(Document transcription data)
· · · · · · ·
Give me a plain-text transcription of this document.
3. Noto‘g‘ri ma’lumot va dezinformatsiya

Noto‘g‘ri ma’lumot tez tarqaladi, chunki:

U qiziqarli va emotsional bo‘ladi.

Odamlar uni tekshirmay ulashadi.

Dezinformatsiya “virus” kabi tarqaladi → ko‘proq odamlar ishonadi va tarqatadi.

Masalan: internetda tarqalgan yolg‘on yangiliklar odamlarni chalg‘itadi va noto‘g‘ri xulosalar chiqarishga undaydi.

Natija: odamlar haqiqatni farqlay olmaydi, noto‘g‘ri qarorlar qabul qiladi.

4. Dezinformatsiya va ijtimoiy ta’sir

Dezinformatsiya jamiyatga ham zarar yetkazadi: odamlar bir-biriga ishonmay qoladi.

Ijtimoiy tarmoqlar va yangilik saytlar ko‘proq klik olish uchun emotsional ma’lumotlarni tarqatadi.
· · · · · · ·
_ACTION ITEM:_
The lines in the records above that include the word "tarqatadi" must be copied out.

_SOLUTION FOR THIS PROBLEM:_
Dezinformatsiya “virus” kabi tarqaladi → ko‘proq odamlar ishonadi va tarqatadi.
Ijtimoiy tarmoqlar va yangilik saytlar ko‘proq klik olish uchun emotsional ma’lumotlarni tarqatadi.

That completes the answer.